Problem to work on: Give the data a second time, exactly and in full.

Records from a data collection:

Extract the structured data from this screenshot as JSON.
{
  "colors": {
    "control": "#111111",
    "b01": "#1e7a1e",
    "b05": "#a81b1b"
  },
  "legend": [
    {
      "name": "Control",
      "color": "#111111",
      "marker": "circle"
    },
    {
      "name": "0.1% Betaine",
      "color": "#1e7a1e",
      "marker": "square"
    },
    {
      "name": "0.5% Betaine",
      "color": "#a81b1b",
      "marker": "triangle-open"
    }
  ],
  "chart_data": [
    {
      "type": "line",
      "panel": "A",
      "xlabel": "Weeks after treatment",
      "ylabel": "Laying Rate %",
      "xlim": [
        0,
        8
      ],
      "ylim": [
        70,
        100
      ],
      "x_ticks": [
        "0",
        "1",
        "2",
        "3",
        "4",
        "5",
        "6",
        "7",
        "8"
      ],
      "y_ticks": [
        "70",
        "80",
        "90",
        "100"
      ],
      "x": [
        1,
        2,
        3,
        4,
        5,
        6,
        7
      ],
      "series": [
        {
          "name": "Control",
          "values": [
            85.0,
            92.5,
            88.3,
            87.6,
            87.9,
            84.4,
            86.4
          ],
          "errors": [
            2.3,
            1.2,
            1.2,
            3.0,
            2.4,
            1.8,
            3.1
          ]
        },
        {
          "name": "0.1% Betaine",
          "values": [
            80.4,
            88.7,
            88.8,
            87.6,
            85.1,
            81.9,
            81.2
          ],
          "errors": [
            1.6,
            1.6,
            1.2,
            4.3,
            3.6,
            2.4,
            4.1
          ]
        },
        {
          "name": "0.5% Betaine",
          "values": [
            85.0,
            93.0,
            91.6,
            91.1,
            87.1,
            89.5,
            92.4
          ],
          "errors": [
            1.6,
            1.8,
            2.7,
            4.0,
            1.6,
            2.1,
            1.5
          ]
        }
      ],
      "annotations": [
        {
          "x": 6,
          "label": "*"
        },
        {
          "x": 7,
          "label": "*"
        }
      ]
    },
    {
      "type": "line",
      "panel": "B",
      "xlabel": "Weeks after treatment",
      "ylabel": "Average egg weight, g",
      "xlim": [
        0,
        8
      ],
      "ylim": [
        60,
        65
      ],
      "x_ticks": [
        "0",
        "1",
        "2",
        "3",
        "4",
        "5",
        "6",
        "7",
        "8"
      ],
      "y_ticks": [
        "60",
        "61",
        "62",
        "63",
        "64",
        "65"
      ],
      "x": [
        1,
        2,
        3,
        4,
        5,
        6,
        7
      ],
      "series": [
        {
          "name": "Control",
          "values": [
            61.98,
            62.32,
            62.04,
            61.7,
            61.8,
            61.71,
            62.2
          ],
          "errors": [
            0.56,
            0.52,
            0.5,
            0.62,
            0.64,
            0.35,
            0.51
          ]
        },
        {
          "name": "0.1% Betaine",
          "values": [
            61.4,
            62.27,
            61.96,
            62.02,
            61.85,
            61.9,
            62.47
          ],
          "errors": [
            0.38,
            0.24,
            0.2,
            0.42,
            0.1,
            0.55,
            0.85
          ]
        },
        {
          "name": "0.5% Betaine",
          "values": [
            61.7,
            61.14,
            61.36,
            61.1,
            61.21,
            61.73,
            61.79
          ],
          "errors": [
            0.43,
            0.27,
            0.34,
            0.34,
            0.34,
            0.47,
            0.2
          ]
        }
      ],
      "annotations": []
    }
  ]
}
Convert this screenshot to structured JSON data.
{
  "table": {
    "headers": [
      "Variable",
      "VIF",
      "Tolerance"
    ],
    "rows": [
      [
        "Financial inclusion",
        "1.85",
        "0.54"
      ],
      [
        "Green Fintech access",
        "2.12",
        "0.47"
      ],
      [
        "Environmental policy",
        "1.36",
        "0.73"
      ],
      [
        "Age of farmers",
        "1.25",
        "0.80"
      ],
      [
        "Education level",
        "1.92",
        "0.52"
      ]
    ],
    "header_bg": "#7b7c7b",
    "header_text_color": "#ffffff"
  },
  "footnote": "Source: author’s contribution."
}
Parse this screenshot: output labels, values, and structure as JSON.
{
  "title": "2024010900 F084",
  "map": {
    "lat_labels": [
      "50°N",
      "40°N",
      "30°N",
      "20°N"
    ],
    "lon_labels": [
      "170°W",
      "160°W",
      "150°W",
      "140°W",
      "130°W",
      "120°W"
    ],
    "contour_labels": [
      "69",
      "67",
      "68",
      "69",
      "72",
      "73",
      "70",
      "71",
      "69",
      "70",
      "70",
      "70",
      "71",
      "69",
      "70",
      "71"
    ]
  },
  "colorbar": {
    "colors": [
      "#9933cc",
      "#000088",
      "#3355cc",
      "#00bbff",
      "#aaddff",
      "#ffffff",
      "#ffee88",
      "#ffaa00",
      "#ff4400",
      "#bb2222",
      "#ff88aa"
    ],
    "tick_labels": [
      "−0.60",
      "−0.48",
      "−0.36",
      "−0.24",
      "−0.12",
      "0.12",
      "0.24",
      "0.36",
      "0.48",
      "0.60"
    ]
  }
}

Final result:
Extract the structured data from this screenshot as JSON.
{
  "colors": {
    "control": "#111111",
    "b01": "#1e7a1e",
    "b05": "#a81b1b"
  },
  "legend": [
    {
      "name": "Control",
      "color": "#111111",
      "marker": "circle"
    },
    {
      "name": "0.1% Betaine",
      "color": "#1e7a1e",
      "marker": "square"
    },
    {
      "name": "0.5% Betaine",
      "color": "#a81b1b",
      "marker": "triangle-open"
    }
  ],
  "chart_data": [
    {
      "type": "line",
      "panel": "A",
      "xlabel": "Weeks after treatment",
      "ylabel": "Laying Rate %",
      "xlim": [
        0,
        8
      ],
      "ylim": [
        70,
        100
      ],
      "x_ticks": [
        "0",
        "1",
        "2",
        "3",
        "4",
        "5",
        "6",
        "7",
        "8"
      ],
      "y_ticks": [
        "70",
        "80",
        "90",
        "100"
      ],
      "x": [
        1,
        2,
        3,
        4,
        5,
        6,
        7
      ],
      "series": [
        {
          "name": "Control",
          "values": [
            85.0,
            92.5,
            88.3,
            87.6,
            87.9,
            84.4,
            86.4
          ],
          "errors": [
            2.3,
            1.2,
            1.2,
            3.0,
            2.4,
            1.8,
            3.1
          ]
        },
        {
          "name": "0.1% Betaine",
          "values": [
            80.4,
            88.7,
            88.8,
            87.6,
            85.1,
            81.9,
            81.2
          ],
          "errors": [
            1.6,
            1.6,
            1.2,
            4.3,
            3.6,
            2.4,
            4.1
          ]
        },
        {
          "name": "0.5% Betaine",
          "values": [
            85.0,
            93.0,
            91.6,
            91.1,
            87.1,
            89.5,
            92.4
          ],
          "errors": [
            1.6,
            1.8,
            2.7,
            4.0,
            1.6,
            2.1,
            1.5
          ]
        }
      ],
      "annotations": [
        {
          "x": 6,
          "label": "*"
        },
        {
          "x": 7,
          "label": "*"
        }
      ]
    },
    {
      "type": "line",
      "panel": "B",
      "xlabel": "Weeks after treatment",
      "ylabel": "Average egg weight, g",
      "xlim": [
        0,
        8
      ],
      "ylim": [
        60,
        65
      ],
      "x_ticks": [
        "0",
        "1",
        "2",
        "3",
        "4",
        "5",
        "6",
        "7",
        "8"
      ],
      "y_ticks": [
        "60",
        "61",
        "62",
        "63",
        "64",
        "65"
      ],
      "x": [
        1,
        2,
        3,
        4,
        5,
        6,
        7
      ],
      "series": [
        {
          "name": "Control",
          "values": [
            61.98,
            62.32,
            62.04,
            61.7,
            61.8,
            61.71,
            62.2
          ],
          "errors": [
            0.56,
            0.52,
            0.5,
            0.62,
            0.64,
            0.35,
            0.51
          ]
        },
        {
          "name": "0.1% Betaine",
          "values": [
            61.4,
            62.27,
            61.96,
            62.02,
            61.85,
            61.9,
            62.47
          ],
          "errors": [
            0.38,
            0.24,
            0.2,
            0.42,
            0.1,
            0.55,
            0.85
          ]
        },
        {
          "name": "0.5% Betaine",
          "values": [
            61.7,
            61.14,
            61.36,
            61.1,
            61.21,
            61.73,
            61.79
          ],
          "errors": [
            0.43,
            0.27,
            0.34,
            0.34,
            0.34,
            0.47,
            0.2
          ]
        }
      ],
      "annotations": []
    }
  ]
}
Convert this screenshot to structured JSON data.
{
  "table": {
    "headers": [
      "Variable",
      "VIF",
      "Tolerance"
    ],
    "rows": [
      [
        "Financial inclusion",
        "1.85",
        "0.54"
      ],
      [
        "Green Fintech access",
        "2.12",
        "0.47"
      ],
      [
        "Environmental policy",
        "1.36",
        "0.73"
      ],
      [
        "Age of farmers",
        "1.25",
        "0.80"
      ],
      [
        "Education level",
        "1.92",
        "0.52"
      ]
    ],
    "header_bg": "#7b7c7b",
    "header_text_color": "#ffffff"
  },
  "footnote": "Source: author’s contribution."
}
Parse this screenshot: output labels, values, and structure as JSON.
{
  "title": "2024010900 F084",
  "map": {
    "lat_labels": [
      "50°N",
      "40°N",
      "30°N",
      "20°N"
    ],
    "lon_labels": [
      "170°W",
      "160°W",
      "150°W",
      "140°W",
      "130°W",
      "120°W"
    ],
    "contour_labels": [
      "69",
      "67",
      "68",
      "69",
      "72",
      "73",
      "70",
      "71",
      "69",
      "70",
      "70",
      "70",
      "71",
      "69",
      "70",
      "71"
    ]
  },
  "colorbar": {
    "colors": [
      "#9933cc",
      "#000088",
      "#3355cc",
      "#00bbff",
      "#aaddff",
      "#ffffff",
      "#ffee88",
      "#ffaa00",
      "#ff4400",
      "#bb2222",
      "#ff88aa"
    ],
    "tick_labels": [
      "−0.60",
      "−0.48",
      "−0.36",
      "−0.24",
      "−0.12",
      "0.12",
      "0.24",
      "0.36",
      "0.48",
      "0.60"
    ]
  }
}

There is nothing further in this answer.